## The input
— START —
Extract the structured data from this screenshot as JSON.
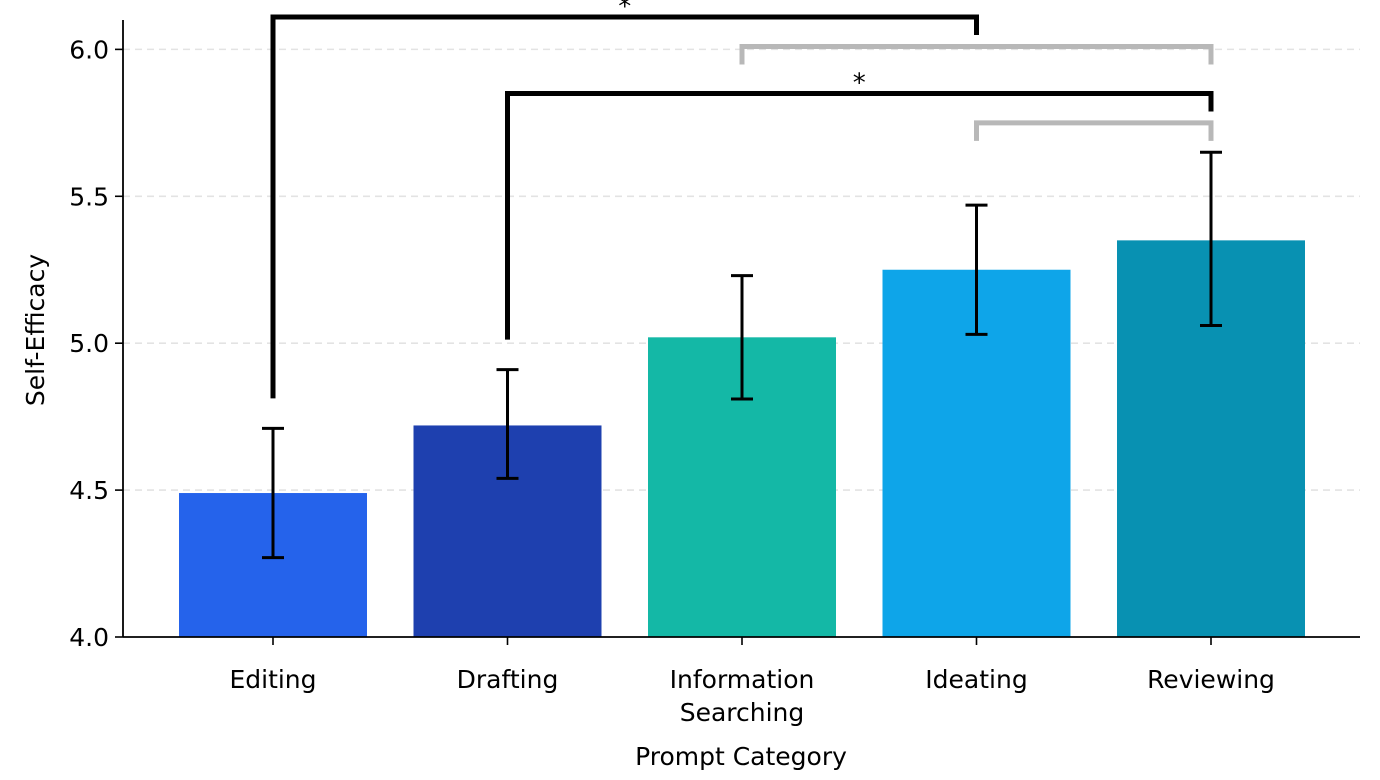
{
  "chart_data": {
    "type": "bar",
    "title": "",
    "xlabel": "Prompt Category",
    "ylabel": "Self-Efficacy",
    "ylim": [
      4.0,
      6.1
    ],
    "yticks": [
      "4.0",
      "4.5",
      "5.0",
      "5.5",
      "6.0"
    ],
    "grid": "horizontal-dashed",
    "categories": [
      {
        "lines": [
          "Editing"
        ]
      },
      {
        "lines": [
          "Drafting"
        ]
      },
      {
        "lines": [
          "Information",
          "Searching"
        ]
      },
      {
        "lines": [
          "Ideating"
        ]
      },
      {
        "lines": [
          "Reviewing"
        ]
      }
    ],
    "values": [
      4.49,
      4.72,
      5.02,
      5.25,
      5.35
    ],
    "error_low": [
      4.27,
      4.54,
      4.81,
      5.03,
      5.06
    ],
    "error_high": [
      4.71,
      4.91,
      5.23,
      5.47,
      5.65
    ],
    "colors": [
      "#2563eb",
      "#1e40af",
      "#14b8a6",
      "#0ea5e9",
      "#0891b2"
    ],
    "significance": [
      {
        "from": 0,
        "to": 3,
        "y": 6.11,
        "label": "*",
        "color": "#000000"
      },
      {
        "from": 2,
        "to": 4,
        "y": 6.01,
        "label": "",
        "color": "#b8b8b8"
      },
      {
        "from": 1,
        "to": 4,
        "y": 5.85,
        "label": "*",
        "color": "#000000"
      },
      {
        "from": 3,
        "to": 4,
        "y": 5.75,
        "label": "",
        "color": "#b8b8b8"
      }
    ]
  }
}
— END —
## Requirement
Copy all of the entries verbatim, leaving out any pictures they contain.

## Answer in full
Extract the structured data from this screenshot as JSON.
{
  "chart_data": {
    "type": "bar",
    "title": "",
    "xlabel": "Prompt Category",
    "ylabel": "Self-Efficacy",
    "ylim": [
      4.0,
      6.1
    ],
    "yticks": [
      "4.0",
      "4.5",
      "5.0",
      "5.5",
      "6.0"
    ],
    "grid": "horizontal-dashed",
    "categories": [
      {
        "lines": [
          "Editing"
        ]
      },
      {
        "lines": [
          "Drafting"
        ]
      },
      {
        "lines": [
          "Information",
          "Searching"
        ]
      },
      {
        "lines": [
          "Ideating"
        ]
      },
      {
        "lines": [
          "Reviewing"
        ]
      }
    ],
    "values": [
      4.49,
      4.72,
      5.02,
      5.25,
      5.35
    ],
    "error_low": [
      4.27,
      4.54,
      4.81,
      5.03,
      5.06
    ],
    "error_high": [
      4.71,
      4.91,
      5.23,
      5.47,
      5.65
    ],
    "colors": [
      "#2563eb",
      "#1e40af",
      "#14b8a6",
      "#0ea5e9",
      "#0891b2"
    ],
    "significance": [
      {
        "from": 0,
        "to": 3,
        "y": 6.11,
        "label": "*",
        "color": "#000000"
      },
      {
        "from": 2,
        "to": 4,
        "y": 6.01,
        "label": "",
        "color": "#b8b8b8"
      },
      {
        "from": 1,
        "to": 4,
        "y": 5.85,
        "label": "*",
        "color": "#000000"
      },
      {
        "from": 3,
        "to": 4,
        "y": 5.75,
        "label": "",
        "color": "#b8b8b8"
      }
    ]
  }
}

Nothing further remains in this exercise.